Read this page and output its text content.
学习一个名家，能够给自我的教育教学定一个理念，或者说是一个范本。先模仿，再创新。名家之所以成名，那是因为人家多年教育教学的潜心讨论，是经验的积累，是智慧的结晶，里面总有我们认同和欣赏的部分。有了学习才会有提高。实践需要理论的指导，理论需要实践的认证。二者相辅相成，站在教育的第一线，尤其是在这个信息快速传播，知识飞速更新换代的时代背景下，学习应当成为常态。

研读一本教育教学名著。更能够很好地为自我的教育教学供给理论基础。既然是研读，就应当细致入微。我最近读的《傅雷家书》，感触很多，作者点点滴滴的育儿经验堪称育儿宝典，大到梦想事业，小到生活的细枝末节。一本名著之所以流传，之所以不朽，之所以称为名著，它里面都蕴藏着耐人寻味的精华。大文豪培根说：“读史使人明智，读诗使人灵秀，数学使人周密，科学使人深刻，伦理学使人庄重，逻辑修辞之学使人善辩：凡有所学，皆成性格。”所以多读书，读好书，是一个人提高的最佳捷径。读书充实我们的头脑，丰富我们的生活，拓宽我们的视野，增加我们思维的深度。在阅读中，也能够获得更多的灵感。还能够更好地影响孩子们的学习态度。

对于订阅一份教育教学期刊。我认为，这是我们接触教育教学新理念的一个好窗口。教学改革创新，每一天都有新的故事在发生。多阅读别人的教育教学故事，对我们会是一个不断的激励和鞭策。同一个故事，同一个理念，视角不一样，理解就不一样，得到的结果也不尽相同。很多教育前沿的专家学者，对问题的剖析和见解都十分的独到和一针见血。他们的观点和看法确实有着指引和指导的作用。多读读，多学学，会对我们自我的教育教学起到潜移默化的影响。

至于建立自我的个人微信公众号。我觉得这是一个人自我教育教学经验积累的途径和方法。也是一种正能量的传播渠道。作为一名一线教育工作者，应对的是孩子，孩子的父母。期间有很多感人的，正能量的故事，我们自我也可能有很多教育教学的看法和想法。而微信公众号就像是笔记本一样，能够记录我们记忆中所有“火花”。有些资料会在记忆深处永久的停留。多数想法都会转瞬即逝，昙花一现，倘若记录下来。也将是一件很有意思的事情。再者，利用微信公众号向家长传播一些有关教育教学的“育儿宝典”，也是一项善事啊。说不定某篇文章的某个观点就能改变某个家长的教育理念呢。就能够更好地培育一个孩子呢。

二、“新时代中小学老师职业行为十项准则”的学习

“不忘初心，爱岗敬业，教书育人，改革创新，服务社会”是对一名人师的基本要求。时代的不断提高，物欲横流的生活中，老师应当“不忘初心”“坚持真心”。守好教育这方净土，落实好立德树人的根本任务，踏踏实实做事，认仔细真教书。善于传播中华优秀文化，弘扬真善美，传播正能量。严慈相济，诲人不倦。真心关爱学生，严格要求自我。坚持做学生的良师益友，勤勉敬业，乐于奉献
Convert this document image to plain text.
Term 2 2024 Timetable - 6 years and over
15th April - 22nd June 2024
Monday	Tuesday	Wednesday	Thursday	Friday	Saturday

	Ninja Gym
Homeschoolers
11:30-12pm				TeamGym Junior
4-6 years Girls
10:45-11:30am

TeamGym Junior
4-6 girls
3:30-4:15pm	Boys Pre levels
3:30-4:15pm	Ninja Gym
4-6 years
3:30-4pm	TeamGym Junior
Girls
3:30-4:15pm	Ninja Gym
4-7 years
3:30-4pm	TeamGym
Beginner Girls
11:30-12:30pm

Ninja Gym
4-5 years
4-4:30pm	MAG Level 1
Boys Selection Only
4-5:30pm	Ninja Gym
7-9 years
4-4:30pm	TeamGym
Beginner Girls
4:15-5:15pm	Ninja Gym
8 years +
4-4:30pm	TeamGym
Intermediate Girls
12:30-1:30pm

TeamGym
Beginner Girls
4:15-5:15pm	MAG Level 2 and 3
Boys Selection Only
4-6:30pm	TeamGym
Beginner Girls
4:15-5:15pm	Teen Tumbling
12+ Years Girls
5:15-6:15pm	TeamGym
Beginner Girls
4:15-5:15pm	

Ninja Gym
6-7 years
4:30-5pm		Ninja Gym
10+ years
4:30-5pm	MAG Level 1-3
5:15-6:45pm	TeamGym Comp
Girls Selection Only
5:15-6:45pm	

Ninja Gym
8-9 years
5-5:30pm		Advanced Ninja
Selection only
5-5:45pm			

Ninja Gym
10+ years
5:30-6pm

================

## Stated exercise
Using the records above, select and copy every line that has the word "text".

## Exercise output
Read this page and output its text content.
Convert this document image to plain text.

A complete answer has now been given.